[Rows from a dataset]
--

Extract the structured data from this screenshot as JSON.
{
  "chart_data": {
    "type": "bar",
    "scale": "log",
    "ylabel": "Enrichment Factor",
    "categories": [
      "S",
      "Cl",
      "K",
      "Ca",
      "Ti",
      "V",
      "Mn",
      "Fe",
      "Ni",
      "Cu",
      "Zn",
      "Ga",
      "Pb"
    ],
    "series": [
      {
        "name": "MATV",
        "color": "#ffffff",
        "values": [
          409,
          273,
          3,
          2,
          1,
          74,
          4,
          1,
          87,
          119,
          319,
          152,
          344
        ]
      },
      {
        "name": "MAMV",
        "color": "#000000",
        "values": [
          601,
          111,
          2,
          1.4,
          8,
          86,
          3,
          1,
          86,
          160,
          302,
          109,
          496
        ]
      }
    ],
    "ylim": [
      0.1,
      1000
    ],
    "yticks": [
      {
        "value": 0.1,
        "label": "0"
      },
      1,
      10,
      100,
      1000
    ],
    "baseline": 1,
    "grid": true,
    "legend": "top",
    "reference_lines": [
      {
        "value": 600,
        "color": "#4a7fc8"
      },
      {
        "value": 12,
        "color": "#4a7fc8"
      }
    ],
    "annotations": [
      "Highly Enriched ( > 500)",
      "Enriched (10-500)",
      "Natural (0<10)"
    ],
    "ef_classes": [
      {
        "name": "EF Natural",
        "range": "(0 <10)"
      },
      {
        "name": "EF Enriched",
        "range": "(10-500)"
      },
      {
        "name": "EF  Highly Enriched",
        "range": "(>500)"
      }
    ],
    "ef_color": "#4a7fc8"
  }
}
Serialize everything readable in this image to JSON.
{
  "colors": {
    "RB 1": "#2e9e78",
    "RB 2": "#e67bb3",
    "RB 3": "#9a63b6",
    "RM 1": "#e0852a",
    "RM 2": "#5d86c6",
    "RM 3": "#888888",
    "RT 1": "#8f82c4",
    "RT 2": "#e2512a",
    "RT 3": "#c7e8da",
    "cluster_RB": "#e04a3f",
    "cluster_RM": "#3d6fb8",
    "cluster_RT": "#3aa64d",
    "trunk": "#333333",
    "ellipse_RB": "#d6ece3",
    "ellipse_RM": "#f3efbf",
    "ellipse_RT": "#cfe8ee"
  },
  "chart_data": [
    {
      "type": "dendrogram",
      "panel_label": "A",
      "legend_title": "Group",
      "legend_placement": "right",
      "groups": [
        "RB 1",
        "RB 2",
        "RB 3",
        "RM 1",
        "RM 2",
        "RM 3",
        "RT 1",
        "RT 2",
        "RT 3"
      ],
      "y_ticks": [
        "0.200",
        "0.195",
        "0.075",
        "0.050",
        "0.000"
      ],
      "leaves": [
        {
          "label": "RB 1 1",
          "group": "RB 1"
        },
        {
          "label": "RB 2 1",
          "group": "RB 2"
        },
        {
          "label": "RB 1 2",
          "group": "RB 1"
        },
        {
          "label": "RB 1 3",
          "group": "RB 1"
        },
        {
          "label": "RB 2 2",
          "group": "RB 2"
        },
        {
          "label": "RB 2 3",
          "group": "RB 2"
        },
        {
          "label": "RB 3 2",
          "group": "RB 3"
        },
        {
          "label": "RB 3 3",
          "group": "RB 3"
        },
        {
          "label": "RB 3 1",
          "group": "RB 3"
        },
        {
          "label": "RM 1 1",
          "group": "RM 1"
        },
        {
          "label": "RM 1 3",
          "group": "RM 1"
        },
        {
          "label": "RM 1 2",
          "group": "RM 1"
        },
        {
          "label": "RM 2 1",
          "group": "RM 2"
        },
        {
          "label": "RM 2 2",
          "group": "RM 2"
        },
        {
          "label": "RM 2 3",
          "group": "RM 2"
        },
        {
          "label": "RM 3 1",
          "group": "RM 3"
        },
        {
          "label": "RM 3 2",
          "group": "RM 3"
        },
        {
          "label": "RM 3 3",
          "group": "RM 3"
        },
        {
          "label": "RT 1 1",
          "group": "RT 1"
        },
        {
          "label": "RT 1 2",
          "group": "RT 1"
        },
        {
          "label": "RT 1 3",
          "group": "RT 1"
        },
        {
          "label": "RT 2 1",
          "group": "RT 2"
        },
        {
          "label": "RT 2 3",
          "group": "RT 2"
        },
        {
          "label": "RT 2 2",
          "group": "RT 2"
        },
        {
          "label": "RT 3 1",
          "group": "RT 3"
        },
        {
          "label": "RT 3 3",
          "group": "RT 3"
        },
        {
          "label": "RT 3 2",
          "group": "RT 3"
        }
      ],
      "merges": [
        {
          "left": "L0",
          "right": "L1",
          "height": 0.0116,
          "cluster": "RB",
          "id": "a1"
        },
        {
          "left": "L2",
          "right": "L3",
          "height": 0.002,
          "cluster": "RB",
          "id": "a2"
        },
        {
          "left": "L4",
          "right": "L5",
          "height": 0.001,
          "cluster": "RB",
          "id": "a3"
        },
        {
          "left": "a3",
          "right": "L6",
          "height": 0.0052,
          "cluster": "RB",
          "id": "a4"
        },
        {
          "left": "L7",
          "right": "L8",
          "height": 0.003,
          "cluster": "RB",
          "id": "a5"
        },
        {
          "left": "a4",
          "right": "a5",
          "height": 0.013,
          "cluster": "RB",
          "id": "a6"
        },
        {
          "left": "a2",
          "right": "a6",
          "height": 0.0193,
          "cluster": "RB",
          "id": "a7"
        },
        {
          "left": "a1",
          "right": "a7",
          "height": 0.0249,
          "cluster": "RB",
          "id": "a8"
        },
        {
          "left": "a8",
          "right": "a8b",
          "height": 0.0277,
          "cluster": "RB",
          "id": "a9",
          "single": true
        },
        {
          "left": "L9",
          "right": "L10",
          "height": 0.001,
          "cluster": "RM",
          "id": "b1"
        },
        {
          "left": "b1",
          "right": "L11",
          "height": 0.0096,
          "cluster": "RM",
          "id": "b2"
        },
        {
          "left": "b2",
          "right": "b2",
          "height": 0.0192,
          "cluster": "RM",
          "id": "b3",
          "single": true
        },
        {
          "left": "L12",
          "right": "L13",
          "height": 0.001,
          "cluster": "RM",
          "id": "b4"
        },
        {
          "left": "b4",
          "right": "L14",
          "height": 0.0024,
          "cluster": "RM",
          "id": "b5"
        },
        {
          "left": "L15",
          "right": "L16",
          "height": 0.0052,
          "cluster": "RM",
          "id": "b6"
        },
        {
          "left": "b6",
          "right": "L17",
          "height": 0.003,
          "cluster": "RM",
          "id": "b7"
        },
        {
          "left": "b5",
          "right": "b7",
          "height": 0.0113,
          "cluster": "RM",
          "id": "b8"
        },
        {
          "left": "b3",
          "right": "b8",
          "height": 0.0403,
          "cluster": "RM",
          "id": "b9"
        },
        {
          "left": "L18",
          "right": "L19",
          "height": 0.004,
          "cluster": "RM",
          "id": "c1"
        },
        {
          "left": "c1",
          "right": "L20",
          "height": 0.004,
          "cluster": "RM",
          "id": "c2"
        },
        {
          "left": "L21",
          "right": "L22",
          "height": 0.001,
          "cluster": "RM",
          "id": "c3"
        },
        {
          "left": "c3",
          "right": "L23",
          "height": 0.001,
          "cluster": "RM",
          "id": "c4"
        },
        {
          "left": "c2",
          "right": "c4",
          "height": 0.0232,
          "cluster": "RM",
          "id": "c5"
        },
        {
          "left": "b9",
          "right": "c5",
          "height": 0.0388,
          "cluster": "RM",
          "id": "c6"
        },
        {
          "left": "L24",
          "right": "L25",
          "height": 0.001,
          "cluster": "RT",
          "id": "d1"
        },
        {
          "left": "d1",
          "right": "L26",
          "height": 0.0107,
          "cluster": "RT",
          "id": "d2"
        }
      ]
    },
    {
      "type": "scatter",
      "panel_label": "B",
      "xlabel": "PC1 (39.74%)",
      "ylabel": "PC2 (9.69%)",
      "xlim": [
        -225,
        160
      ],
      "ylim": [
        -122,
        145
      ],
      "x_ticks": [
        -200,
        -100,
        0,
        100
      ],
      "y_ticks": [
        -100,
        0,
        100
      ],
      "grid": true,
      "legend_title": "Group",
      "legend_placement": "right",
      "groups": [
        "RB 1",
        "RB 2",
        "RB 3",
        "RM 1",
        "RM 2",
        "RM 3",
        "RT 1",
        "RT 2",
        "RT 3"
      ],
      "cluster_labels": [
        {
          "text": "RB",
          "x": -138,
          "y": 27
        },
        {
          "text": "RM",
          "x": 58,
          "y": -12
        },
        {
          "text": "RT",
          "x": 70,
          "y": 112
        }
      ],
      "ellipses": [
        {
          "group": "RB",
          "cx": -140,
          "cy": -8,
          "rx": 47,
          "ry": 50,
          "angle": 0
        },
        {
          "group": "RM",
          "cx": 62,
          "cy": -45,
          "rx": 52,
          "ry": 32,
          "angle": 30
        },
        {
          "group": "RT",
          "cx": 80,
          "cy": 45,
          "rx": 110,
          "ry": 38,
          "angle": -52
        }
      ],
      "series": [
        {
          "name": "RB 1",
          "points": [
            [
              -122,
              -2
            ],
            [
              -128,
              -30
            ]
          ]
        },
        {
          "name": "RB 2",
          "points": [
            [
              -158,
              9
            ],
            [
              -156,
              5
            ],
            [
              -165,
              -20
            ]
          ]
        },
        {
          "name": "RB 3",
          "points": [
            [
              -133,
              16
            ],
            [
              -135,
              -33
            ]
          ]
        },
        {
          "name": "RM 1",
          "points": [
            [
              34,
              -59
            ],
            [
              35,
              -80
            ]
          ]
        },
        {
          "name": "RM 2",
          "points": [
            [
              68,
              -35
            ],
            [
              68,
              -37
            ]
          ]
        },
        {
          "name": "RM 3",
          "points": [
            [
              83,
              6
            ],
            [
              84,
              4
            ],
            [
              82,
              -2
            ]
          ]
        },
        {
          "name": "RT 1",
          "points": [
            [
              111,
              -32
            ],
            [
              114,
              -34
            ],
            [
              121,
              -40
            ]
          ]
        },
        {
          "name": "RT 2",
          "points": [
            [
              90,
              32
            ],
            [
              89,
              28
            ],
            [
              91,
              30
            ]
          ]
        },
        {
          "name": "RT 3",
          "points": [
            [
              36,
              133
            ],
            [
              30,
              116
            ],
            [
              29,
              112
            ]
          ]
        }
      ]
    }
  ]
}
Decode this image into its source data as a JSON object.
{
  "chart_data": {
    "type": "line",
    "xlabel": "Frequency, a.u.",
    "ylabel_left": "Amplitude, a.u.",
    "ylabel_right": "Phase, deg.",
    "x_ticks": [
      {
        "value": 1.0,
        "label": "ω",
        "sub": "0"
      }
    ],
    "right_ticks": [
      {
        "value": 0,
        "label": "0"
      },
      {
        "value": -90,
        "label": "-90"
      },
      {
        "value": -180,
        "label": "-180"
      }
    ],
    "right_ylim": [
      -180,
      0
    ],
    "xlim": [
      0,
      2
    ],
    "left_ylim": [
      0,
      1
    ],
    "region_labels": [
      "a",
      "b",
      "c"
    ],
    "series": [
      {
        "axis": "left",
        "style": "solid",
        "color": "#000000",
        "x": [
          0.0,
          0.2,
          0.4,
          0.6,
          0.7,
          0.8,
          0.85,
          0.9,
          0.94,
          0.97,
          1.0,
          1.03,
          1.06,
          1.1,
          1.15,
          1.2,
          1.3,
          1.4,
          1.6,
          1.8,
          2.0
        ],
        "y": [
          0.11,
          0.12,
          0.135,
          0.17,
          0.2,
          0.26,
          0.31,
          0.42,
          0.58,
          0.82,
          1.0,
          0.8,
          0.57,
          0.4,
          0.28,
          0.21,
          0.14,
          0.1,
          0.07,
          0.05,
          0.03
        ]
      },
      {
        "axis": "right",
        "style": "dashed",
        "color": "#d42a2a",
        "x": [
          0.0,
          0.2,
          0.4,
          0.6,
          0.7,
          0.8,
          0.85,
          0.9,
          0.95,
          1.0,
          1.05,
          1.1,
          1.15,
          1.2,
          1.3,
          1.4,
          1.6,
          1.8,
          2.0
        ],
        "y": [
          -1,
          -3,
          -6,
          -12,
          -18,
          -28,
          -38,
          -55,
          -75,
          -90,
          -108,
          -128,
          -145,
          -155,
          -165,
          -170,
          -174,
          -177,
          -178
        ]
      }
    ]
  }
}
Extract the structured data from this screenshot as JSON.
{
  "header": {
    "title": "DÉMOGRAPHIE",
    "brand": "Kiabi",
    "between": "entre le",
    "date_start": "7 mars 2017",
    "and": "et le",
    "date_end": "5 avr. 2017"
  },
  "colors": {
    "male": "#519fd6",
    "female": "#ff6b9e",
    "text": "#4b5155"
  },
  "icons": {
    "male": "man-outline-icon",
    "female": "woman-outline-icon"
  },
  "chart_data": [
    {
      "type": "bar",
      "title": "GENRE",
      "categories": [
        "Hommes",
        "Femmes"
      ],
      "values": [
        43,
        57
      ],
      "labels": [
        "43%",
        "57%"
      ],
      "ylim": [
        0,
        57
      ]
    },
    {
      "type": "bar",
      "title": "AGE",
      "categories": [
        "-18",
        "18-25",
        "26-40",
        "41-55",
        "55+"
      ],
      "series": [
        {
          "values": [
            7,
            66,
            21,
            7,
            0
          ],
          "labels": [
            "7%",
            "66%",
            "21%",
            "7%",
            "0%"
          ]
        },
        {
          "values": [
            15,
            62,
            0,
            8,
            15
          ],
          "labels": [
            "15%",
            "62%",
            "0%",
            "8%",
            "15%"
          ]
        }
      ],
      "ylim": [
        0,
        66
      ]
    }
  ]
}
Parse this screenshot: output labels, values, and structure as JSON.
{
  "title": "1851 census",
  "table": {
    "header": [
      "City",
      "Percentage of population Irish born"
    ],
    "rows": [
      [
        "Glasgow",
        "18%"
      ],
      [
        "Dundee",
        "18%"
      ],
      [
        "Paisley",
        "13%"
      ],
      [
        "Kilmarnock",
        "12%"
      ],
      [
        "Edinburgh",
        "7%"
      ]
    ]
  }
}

--

Task to carry out - Check the records above line by line and tally those holding the string "image". Answer with the number only.

Solution to the exercise - 2